- _Excerpt provided_:
Your browser doesn't support the features required by impress.js, so you are presented with a simplified version of this presentation.
For the best experience please use the latest Chrome, Safari or Firefox browser.
Frank-Wolfe algorithm for constrained convex optimization
Image: Jaggi et al. 2013
Fabian Pedregosa, Parietal Meeting September 2013
Context: Optimization problems of the form
$$ \underset{x \in \mathcal{D}}{\operatorname{argmin}} f(x) $$
where $f$ is convex differentiable
and the domain $\mathcal{D}$ is convex compact.

- _Task_:
Answer from the Frank-Wolfe presentation:
(a) Which browsers does it recommend for the best experience?
(b) What properties must the function $f$ have?
(c) What properties must the domain $\mathcal{D}$ have?
The data that comes next is separate material, unrelated to the Frank-Wolfe presentation.

- _Information given_:

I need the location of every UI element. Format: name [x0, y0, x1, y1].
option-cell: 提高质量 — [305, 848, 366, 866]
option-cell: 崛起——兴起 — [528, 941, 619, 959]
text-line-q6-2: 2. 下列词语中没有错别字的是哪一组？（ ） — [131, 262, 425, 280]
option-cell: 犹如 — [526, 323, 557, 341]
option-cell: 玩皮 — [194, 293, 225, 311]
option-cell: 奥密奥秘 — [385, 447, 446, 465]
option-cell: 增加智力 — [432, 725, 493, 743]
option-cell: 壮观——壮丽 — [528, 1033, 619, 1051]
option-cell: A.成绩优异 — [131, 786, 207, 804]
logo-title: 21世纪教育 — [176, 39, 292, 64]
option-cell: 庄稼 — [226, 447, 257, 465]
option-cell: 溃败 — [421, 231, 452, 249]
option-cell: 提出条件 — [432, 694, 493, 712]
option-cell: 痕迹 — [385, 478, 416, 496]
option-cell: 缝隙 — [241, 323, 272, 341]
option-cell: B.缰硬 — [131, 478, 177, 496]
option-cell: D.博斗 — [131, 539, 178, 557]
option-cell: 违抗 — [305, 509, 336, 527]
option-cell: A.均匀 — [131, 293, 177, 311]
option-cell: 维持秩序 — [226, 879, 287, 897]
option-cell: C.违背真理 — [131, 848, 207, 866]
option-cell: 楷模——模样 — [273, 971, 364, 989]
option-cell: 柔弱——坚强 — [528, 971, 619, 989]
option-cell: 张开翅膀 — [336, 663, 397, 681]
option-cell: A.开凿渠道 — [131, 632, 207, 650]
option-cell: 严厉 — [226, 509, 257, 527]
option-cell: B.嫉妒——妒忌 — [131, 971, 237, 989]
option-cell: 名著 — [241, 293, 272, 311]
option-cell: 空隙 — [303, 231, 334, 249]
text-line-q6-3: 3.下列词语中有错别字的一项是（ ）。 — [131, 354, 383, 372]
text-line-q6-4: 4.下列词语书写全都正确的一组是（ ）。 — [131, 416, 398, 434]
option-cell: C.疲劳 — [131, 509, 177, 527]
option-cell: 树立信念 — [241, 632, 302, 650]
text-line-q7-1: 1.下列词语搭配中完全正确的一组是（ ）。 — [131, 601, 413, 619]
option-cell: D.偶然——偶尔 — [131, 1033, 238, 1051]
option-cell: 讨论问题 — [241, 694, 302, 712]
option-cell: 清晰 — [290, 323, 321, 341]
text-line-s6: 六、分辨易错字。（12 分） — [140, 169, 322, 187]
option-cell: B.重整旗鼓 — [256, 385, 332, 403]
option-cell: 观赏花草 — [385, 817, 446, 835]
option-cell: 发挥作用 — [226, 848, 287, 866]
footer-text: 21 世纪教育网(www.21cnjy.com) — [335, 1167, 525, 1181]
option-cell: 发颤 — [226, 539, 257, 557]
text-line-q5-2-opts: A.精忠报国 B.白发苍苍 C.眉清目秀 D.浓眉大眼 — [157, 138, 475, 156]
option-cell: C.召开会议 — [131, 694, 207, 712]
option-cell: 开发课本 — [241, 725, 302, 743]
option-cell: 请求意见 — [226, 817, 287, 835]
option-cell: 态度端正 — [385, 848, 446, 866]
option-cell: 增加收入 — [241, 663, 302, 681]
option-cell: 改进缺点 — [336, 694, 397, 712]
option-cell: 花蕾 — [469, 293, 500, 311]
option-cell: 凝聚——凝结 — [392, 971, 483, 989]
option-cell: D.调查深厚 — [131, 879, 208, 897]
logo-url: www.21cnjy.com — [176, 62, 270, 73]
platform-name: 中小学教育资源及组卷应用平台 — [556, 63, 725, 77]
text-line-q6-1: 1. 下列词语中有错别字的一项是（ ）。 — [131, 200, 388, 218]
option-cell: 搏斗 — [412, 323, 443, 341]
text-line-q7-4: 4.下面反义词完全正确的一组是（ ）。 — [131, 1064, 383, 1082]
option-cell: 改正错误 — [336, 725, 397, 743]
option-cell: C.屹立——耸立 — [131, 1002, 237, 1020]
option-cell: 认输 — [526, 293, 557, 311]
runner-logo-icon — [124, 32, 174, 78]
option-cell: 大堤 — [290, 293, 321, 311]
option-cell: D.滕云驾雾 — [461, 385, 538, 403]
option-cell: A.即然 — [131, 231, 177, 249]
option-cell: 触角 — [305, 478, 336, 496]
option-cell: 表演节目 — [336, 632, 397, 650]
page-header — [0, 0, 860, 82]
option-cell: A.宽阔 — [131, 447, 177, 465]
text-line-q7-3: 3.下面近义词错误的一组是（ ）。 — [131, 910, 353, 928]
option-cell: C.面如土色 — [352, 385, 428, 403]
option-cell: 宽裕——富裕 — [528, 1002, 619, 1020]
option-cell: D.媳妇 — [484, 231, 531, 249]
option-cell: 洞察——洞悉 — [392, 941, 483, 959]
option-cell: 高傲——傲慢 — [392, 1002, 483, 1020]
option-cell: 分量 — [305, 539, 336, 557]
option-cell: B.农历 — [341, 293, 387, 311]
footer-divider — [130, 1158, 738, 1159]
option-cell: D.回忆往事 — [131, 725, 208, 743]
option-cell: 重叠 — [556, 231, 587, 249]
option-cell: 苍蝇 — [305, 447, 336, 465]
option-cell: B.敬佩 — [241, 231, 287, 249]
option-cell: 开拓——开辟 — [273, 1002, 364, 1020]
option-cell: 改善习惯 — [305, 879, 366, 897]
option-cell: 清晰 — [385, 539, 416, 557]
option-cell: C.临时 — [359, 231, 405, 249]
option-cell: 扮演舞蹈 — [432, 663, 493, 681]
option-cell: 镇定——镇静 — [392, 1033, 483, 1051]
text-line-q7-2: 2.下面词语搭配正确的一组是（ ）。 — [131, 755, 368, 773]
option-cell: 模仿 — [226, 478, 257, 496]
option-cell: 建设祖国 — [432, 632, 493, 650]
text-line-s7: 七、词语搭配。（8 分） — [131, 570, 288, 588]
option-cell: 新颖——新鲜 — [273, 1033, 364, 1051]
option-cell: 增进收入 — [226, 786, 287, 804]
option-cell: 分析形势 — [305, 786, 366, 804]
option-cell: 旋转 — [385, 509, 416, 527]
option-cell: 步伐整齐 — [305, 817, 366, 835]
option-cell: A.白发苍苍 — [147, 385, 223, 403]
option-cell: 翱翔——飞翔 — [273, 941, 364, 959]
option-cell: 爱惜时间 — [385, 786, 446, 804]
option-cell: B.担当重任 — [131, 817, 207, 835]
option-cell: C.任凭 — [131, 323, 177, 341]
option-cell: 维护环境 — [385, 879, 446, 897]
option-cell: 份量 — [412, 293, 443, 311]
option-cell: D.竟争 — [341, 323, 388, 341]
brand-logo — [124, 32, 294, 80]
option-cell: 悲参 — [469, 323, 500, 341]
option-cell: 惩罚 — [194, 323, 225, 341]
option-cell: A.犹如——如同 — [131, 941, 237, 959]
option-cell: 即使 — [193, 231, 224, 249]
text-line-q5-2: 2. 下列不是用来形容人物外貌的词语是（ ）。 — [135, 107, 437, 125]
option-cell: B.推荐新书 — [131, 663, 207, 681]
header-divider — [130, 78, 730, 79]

- _Solved problem_:
(a) The latest Chrome, Safari or Firefox.
(b) It must be convex and differentiable.
(c) It must be convex and compact.